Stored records

---

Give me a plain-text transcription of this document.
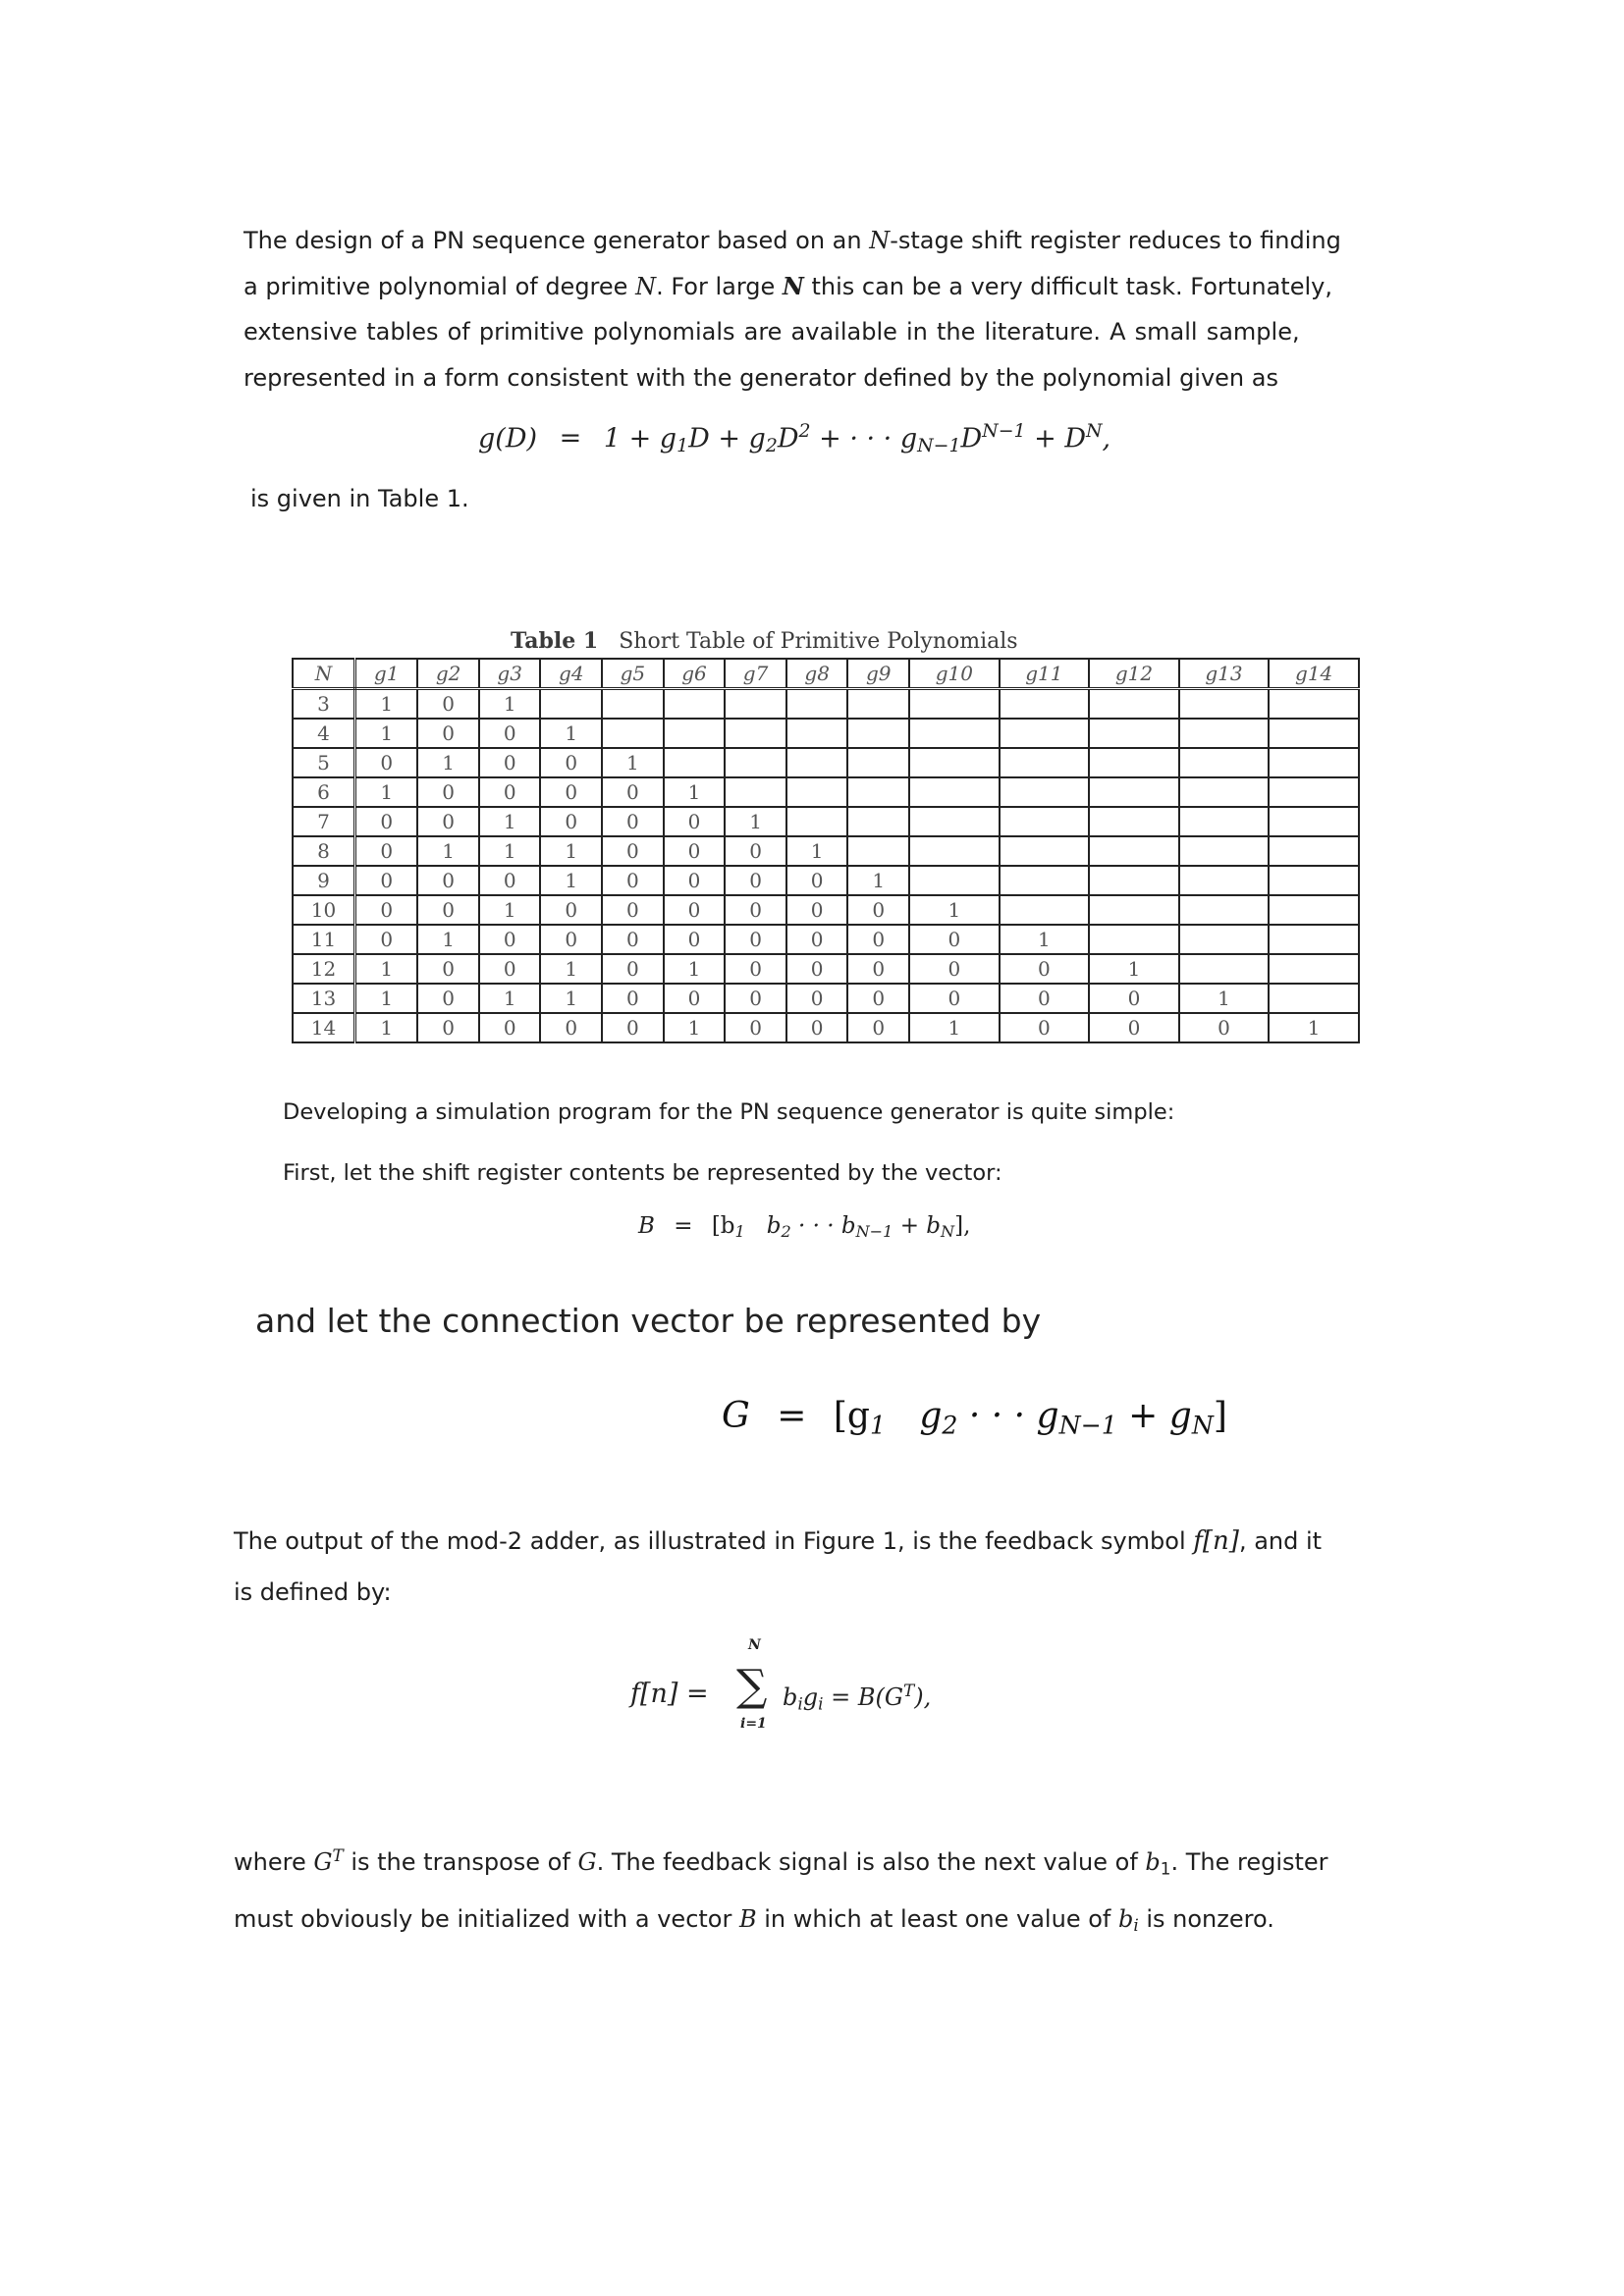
The design of a PN sequence generator based on an N-stage shift register reduces to finding

a primitive polynomial of degree N. For large N this can be a very difficult task. Fortunately,

extensive tables of primitive polynomials are available in the literature. A small sample,

represented in a form consistent with the generator defined by the polynomial given as

$g(D) = 1 + g_1D + g_2D^2$ + · · · $g_{N-1}D^{N-1} + D^N$,
is given in Table 1.
Table 1 Short Table of Primitive Polynomials
N	g1	g2	g3	g4	g5	g6	g7	g8	g9	g10	g11	g12	g13	g14
3	1	0	1											
4	1	0	0	1										
5	0	1	0	0	1									
6	1	0	0	0	0	1								
7	0	0	1	0	0	0	1							
8	0	1	1	1	0	0	0	1						
9	0	0	0	1	0	0	0	0	1					
10	0	0	1	0	0	0	0	0	0	1				
11	0	1	0	0	0	0	0	0	0	0	1			
12	1	0	0	1	0	1	0	0	0	0	0	1		
13	1	0	1	1	0	0	0	0	0	0	0	0	1	
14	1	0	0	0	0	1	0	0	0	1	0	0	0	1
Developing a simulation program for the PN sequence generator is quite simple:
First, let the shift register contents be represented by the vector:
$B = [b_1$ $b_2$ · · · $b_{N-1} + b_N$],
and let the connection vector be represented by
$G = [g_1$ $g_2$ · · · $g_{N-1} + g_N$]

The output of the mod-2 adder, as illustrated in Figure 1, is the feedback symbol f[n], and it

is defined by:

f[n] =
N
∑
i=1
$b_ig_i = B(G^T)$,

where $G^T$ is the transpose of G. The feedback signal is also the next value of $b_1$. The register

must obviously be initialized with a vector B in which at least one value of $b_i$ is nonzero.
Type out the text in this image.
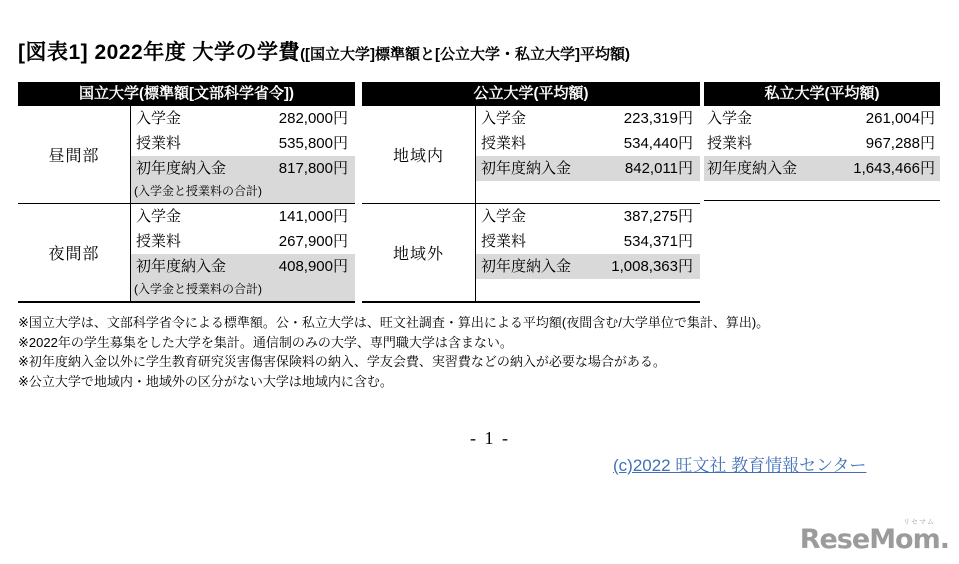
[図表1] 2022年度 大学の学費 ([国立大学]標準額と[公立大学・私立大学]平均額)
国立大学(標準額[文部科学省令])
昼間部
入学金	282,000円
授業料	535,800円
初年度納入金	817,800円
(入学金と授業料の合計)
夜間部
入学金	141,000円
授業料	267,900円
初年度納入金	408,900円
(入学金と授業料の合計)
公立大学(平均額)
地域内
入学金	223,319円
授業料	534,440円
初年度納入金	842,011円
地域外
入学金	387,275円
授業料	534,371円
初年度納入金	1,008,363円
私立大学(平均額)
入学金	261,004円
授業料	967,288円
初年度納入金	1,643,466円
※国立大学は、文部科学省令による標準額。公・私立大学は、旺文社調査・算出による平均額(夜間含む/大学単位で集計、算出)。
※2022年の学生募集をした大学を集計。通信制のみの大学、専門職大学は含まない。
※初年度納入金以外に学生教育研究災害傷害保険料の納入、学友会費、実習費などの納入が必要な場合がある。
※公立大学で地域内・地域外の区分がない大学は地域内に含む。
- 1 -
(c)2022 旺文社 教育情報センター
リセマム
ReseMom.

---

Report each line of the material above where the word "value" appears.

Full answer:
where $G^T$ is the transpose of G. The feedback signal is also the next value of $b_1$. The register
must obviously be initialized with a vector B in which at least one value of $b_i$ is nonzero.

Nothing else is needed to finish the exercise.